**WHAT IS ASKED**
Across the listing below, how many lines hold "from"? Reply with the number by itself.

Data excerpts:
>>
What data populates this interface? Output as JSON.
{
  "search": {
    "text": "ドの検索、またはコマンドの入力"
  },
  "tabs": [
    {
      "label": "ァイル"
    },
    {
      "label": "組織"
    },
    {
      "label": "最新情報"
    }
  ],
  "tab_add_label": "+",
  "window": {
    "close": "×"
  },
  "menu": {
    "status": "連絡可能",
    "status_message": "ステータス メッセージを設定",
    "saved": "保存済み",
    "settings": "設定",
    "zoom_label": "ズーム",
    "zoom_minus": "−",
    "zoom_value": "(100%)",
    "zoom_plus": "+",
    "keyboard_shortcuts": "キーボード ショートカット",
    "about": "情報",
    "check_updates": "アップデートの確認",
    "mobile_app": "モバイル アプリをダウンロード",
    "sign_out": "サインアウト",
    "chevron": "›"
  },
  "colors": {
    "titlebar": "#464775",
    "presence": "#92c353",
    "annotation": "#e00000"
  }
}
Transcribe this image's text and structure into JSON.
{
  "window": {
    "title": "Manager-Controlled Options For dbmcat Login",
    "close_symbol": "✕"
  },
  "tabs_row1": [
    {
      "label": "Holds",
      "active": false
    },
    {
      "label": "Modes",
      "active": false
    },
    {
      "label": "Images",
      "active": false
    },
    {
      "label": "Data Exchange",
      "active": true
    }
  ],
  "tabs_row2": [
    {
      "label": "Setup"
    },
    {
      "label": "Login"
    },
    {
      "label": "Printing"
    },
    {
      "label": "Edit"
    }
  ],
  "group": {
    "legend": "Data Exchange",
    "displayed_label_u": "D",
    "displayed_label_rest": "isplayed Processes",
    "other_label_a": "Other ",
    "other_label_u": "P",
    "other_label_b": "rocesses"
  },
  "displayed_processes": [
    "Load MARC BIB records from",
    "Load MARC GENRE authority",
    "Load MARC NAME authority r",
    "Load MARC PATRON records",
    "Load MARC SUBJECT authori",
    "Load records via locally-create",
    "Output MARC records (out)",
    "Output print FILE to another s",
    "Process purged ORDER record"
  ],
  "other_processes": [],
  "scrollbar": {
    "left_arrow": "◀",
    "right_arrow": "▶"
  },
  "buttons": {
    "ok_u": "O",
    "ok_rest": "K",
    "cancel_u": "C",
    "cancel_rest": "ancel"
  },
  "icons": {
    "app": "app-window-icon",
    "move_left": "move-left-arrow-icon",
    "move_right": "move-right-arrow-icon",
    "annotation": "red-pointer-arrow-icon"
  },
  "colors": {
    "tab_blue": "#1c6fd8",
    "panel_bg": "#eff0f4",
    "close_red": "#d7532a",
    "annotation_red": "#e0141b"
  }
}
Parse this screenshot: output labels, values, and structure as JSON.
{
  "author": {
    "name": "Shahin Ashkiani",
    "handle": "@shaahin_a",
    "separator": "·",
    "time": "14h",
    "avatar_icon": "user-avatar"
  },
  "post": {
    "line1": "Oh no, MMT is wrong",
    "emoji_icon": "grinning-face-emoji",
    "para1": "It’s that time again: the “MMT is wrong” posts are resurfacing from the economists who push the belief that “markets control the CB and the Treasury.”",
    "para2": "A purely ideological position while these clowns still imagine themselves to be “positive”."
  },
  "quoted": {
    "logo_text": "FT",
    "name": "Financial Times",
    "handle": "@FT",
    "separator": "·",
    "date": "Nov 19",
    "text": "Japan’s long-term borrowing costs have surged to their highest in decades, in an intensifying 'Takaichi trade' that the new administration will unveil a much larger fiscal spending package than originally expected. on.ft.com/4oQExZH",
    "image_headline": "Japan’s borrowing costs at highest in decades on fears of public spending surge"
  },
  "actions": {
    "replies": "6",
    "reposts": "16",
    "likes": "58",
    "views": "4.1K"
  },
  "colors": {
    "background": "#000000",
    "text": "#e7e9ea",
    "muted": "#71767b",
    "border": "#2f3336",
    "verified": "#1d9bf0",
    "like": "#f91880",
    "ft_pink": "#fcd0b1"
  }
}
<<
**WRITTEN REPLY**
2